▶ **Exercise description**
Look through the lines and report how many include the word "structured", giving nothing but the number.

▶ **Entries shown**

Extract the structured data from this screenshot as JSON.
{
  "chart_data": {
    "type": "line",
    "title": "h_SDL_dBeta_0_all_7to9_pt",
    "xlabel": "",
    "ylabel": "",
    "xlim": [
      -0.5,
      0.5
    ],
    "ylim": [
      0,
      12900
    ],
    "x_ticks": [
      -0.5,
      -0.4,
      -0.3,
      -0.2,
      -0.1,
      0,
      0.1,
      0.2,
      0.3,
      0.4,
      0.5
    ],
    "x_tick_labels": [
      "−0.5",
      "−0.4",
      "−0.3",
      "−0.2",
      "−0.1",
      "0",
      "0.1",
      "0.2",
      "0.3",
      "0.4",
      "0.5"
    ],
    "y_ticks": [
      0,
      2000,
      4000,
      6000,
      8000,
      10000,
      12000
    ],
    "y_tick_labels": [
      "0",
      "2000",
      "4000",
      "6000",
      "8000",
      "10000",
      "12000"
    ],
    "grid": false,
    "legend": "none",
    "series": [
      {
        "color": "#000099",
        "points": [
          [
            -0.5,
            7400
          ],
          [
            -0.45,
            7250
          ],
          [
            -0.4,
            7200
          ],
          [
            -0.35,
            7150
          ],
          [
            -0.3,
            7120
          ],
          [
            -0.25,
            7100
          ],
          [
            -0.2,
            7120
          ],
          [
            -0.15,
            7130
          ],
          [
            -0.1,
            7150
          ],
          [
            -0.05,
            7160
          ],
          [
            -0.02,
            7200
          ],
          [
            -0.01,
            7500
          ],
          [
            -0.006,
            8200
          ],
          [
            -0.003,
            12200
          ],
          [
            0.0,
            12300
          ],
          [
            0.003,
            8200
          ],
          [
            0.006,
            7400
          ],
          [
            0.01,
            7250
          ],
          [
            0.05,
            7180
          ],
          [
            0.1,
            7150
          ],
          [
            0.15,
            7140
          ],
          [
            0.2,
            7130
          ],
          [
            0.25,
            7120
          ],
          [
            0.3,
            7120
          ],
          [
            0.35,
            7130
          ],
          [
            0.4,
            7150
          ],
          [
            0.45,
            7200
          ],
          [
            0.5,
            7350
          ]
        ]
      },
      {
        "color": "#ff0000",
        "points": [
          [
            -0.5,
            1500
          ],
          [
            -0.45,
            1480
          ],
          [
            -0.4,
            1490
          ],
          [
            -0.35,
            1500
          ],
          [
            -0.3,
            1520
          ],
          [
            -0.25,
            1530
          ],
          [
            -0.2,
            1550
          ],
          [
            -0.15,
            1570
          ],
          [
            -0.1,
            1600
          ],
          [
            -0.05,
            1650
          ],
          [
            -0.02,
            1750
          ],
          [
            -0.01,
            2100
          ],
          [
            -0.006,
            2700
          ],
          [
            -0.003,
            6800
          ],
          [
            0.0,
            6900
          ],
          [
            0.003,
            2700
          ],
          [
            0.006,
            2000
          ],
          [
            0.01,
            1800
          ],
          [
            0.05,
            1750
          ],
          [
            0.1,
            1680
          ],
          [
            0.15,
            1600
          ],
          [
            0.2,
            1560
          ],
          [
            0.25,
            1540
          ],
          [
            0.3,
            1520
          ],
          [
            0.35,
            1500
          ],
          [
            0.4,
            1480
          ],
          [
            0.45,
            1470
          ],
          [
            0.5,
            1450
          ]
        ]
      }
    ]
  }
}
---
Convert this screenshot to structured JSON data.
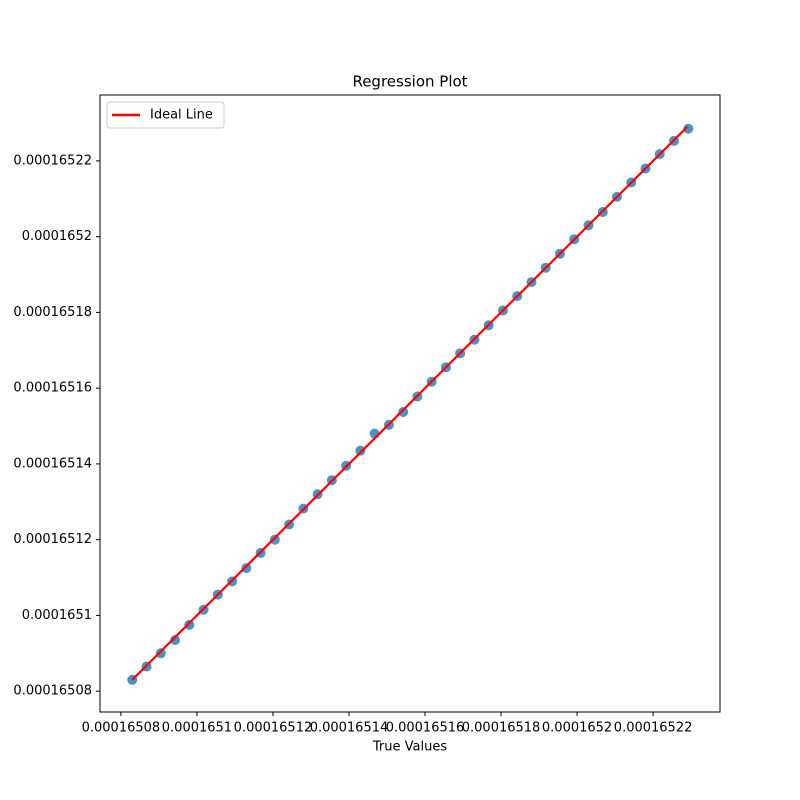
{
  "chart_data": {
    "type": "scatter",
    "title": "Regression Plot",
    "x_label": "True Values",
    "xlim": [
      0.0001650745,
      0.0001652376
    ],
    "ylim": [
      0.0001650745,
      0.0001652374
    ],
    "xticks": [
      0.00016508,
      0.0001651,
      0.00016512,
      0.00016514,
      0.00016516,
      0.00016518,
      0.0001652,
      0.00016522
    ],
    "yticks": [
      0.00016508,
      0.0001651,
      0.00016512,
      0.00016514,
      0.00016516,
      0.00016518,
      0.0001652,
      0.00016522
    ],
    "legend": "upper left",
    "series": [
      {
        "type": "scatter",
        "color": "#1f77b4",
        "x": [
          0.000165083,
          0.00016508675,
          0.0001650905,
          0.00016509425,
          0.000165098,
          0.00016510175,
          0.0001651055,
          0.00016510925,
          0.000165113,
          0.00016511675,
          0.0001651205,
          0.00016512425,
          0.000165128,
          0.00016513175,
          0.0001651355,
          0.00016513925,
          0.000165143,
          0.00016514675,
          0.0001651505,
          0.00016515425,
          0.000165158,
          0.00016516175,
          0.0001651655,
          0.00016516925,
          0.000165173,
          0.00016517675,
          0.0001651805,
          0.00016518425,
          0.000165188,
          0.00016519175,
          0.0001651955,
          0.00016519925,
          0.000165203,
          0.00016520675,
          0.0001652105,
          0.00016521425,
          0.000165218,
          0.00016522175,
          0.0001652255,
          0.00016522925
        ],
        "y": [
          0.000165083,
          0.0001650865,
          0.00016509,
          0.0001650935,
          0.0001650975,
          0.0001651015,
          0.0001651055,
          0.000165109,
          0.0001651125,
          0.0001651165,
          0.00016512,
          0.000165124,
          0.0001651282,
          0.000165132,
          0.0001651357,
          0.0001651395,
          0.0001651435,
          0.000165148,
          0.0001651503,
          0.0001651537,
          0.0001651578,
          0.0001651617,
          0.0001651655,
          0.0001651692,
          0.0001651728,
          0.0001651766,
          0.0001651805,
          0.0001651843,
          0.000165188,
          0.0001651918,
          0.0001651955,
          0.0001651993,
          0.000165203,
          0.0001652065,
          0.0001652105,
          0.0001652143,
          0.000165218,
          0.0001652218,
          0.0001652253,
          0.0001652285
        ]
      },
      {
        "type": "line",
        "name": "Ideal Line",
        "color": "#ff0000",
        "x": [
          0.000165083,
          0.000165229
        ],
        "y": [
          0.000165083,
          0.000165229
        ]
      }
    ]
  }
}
---
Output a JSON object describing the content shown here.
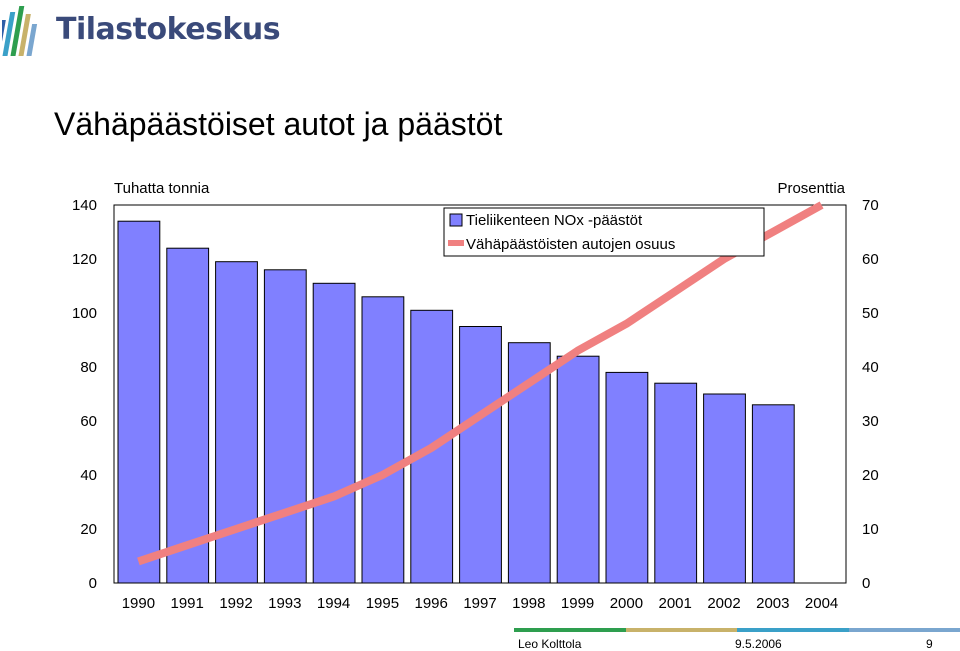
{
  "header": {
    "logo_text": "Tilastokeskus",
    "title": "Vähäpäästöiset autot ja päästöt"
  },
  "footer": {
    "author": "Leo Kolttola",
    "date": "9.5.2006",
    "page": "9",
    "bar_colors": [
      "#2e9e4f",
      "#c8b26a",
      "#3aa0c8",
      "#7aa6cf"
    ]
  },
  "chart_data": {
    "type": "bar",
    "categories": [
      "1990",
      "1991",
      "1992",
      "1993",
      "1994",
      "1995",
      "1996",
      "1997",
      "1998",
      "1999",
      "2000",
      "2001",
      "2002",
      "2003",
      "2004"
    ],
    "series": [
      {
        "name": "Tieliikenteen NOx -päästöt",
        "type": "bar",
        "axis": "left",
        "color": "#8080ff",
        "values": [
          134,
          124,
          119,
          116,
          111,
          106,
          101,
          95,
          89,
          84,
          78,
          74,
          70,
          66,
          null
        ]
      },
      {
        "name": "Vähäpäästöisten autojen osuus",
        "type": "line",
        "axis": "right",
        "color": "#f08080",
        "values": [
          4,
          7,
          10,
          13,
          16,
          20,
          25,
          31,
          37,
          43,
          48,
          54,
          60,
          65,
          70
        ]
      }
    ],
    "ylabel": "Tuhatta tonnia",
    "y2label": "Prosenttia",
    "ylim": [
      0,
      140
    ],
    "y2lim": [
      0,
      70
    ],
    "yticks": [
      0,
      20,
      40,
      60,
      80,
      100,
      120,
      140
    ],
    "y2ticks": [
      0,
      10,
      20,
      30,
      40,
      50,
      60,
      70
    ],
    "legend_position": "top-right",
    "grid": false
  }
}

▶ **Solved exercise**
2